=== To do ===
From the listing below, select every line where the word "rRNA" appears.

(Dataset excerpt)
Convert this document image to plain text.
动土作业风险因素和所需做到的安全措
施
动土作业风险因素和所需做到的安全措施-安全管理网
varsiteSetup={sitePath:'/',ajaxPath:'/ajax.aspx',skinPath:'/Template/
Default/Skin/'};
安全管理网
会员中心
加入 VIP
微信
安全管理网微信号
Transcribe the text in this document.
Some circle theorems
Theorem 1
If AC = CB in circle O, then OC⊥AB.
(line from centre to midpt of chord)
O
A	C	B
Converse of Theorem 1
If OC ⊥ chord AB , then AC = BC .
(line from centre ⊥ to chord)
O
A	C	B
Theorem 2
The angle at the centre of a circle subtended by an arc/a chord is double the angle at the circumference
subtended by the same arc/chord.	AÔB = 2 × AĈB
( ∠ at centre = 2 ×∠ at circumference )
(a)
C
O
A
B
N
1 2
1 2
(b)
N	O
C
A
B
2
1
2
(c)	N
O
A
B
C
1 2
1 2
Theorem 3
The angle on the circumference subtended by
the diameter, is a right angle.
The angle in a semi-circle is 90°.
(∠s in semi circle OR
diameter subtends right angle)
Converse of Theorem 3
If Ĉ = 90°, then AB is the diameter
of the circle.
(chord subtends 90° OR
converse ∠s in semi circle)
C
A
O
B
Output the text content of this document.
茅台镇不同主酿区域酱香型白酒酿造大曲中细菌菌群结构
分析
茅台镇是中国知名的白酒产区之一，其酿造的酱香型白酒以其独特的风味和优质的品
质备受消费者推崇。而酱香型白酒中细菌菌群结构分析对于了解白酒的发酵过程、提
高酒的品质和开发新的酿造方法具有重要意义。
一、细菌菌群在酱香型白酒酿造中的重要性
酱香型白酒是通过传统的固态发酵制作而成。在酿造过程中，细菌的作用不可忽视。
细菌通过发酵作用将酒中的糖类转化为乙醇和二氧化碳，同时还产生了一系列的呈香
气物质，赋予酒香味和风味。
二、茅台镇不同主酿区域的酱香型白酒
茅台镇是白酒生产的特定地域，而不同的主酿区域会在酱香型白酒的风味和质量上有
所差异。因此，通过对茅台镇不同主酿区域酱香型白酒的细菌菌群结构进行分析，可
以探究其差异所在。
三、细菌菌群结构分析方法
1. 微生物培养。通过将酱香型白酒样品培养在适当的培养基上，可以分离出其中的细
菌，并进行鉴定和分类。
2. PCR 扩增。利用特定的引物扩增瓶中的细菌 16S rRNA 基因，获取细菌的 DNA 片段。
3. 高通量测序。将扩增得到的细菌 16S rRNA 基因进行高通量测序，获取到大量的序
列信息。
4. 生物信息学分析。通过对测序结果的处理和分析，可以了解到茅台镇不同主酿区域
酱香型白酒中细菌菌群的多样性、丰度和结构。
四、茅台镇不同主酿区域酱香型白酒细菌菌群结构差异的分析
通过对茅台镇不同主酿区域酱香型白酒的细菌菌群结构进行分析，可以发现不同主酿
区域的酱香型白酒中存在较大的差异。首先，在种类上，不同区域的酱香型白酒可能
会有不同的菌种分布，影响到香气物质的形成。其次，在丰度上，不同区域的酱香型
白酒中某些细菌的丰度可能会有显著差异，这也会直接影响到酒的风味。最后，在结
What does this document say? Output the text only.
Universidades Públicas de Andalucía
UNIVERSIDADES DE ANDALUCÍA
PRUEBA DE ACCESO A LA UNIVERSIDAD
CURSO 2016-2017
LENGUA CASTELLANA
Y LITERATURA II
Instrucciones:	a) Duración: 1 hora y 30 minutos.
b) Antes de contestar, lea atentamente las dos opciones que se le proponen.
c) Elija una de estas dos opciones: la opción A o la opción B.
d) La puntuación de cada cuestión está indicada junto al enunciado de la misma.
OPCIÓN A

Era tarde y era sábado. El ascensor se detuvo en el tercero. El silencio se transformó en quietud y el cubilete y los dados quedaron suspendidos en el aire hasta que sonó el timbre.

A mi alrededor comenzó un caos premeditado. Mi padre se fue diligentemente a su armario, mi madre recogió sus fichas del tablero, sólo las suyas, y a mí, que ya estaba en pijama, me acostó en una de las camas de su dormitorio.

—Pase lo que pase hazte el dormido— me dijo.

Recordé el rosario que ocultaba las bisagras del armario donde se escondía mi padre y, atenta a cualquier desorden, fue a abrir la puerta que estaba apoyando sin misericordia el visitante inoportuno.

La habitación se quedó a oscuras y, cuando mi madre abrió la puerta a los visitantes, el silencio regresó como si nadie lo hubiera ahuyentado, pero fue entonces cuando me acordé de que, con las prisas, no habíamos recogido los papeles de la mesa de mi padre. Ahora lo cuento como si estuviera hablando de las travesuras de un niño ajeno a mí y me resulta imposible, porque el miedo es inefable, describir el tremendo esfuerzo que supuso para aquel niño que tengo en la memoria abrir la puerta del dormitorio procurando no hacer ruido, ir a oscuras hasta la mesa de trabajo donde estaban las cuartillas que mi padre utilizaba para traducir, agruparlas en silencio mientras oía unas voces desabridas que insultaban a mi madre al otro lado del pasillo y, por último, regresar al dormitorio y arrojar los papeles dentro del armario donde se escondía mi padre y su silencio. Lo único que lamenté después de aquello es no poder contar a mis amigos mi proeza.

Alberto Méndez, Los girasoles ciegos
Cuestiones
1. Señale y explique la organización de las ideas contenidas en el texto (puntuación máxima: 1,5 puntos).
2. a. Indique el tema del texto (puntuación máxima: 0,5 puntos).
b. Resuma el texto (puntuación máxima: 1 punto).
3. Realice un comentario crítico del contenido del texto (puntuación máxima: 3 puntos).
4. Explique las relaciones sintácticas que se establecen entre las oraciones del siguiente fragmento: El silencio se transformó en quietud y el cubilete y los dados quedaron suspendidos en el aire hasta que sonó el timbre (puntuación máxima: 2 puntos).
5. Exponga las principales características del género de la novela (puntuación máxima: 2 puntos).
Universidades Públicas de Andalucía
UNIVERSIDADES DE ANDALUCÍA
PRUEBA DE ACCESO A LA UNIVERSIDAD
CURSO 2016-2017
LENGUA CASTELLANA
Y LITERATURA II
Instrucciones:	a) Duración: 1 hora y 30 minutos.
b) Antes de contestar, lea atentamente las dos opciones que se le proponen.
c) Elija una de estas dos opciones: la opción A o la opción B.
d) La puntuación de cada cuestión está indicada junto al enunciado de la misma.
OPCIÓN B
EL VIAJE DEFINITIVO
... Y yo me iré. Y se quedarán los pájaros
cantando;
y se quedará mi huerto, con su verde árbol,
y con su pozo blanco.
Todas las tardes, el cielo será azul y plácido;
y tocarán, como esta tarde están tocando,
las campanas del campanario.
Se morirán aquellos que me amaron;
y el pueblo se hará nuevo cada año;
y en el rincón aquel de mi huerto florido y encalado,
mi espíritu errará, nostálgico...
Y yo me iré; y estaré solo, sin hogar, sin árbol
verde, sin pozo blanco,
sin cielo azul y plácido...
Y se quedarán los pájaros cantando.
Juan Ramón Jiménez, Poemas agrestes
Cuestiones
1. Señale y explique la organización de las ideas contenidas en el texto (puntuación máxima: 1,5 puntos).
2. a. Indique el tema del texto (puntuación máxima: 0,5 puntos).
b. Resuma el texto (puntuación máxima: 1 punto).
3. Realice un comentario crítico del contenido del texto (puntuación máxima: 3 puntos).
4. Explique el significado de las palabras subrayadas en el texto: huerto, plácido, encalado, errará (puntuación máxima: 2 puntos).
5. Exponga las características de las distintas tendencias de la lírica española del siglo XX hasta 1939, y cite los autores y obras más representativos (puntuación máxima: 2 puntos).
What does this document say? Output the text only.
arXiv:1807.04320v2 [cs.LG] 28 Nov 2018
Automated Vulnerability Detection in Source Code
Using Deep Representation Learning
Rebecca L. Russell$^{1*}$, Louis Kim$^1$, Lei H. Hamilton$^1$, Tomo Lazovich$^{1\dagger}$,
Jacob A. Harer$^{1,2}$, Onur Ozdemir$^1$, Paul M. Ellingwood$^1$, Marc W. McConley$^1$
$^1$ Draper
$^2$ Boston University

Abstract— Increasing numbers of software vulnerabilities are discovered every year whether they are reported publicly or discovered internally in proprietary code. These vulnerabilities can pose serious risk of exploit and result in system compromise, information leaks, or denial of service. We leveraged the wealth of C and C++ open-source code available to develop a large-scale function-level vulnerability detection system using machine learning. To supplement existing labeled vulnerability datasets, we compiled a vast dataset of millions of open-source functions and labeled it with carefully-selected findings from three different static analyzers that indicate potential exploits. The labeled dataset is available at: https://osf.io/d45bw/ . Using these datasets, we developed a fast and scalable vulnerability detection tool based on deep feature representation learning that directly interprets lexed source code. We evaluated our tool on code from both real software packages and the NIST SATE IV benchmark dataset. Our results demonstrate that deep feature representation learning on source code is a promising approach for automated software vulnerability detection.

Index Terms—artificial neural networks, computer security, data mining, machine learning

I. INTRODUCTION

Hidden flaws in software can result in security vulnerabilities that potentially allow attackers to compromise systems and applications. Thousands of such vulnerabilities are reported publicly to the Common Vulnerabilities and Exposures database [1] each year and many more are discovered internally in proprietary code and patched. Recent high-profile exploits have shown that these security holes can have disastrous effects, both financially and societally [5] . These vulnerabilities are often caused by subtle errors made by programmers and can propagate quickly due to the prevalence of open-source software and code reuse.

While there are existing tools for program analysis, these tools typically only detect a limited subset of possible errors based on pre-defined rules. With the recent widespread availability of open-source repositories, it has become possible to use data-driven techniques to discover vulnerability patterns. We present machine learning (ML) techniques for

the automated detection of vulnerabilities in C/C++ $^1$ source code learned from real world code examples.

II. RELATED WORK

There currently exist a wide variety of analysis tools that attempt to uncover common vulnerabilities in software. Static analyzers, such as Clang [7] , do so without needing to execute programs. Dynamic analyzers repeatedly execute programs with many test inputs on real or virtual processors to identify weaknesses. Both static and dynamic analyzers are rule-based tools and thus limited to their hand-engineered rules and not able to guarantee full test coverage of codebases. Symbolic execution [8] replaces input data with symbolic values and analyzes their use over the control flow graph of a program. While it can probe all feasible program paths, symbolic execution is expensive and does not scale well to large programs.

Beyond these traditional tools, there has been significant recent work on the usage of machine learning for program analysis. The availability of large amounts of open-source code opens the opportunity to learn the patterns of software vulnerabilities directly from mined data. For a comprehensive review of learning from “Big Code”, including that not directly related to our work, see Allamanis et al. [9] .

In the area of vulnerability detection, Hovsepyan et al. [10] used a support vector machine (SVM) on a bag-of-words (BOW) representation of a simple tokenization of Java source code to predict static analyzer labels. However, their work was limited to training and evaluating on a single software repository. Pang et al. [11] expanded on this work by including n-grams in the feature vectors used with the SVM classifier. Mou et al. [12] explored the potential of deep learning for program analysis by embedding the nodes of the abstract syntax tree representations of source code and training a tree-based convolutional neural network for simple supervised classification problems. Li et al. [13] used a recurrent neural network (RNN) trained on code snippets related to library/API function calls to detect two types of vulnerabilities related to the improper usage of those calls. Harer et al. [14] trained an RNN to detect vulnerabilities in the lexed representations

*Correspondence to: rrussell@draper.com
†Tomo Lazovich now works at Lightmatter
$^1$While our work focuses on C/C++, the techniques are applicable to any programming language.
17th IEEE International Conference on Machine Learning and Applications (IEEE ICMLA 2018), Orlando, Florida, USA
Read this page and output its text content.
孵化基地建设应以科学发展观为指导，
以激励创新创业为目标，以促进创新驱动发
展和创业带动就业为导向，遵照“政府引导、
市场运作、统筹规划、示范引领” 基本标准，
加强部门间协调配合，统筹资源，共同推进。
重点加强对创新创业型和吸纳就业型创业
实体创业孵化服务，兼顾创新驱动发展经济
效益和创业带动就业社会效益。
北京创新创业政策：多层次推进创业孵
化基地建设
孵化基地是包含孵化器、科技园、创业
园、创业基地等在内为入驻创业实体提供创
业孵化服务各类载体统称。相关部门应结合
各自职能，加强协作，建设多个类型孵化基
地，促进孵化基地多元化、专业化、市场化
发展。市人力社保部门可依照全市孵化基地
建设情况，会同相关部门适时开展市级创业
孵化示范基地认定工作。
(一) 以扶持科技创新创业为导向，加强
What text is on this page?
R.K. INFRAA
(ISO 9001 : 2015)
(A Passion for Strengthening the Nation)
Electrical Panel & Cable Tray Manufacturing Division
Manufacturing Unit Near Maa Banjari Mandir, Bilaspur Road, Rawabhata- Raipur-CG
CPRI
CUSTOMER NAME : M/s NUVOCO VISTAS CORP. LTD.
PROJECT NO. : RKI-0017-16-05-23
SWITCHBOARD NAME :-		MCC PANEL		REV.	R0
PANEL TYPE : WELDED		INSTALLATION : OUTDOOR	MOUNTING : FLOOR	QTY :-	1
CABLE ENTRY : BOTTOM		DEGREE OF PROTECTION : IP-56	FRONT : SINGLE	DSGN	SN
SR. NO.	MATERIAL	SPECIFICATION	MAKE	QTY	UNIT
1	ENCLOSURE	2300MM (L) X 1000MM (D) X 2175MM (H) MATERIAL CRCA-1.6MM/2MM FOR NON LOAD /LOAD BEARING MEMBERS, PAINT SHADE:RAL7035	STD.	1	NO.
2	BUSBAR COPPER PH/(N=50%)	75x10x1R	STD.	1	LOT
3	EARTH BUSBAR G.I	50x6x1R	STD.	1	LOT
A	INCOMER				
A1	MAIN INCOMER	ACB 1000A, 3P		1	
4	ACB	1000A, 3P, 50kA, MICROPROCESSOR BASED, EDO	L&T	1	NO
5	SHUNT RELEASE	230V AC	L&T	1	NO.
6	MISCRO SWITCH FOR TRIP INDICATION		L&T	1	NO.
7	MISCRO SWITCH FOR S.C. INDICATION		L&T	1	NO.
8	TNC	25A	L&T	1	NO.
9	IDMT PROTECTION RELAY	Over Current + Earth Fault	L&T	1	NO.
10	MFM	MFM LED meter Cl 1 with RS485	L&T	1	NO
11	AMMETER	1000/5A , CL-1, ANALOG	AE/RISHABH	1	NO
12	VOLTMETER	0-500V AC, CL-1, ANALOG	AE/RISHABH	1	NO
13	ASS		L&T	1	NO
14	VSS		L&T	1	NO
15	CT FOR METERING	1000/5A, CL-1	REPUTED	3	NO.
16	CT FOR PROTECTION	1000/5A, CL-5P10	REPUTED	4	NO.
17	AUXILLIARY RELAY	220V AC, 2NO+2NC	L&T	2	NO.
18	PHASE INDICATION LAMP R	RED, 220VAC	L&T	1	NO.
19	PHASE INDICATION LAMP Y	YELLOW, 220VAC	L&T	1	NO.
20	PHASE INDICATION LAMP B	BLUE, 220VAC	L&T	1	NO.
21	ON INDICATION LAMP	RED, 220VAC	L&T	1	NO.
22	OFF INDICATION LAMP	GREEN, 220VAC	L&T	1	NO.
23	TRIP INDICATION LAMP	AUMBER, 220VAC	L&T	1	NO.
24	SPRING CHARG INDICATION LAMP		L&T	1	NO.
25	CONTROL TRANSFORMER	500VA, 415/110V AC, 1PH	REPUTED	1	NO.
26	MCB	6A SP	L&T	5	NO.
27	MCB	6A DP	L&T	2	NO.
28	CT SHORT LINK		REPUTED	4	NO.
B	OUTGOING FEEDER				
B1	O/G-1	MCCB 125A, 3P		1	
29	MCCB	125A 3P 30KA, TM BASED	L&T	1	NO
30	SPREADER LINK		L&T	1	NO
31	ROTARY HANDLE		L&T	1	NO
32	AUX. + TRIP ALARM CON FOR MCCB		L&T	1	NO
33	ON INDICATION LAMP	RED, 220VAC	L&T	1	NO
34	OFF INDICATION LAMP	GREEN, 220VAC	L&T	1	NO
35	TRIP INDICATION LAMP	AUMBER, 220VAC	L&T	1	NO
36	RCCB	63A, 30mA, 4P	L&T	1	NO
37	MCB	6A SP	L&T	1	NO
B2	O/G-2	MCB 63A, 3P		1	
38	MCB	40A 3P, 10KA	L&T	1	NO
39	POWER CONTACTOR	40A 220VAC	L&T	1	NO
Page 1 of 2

=== Output below ===
2. PCR 扩增。利用特定的引物扩增瓶中的细菌 16S rRNA 基因，获取细菌的 DNA 片段。
3. 高通量测序。将扩增得到的细菌 16S rRNA 基因进行高通量测序，获取到大量的序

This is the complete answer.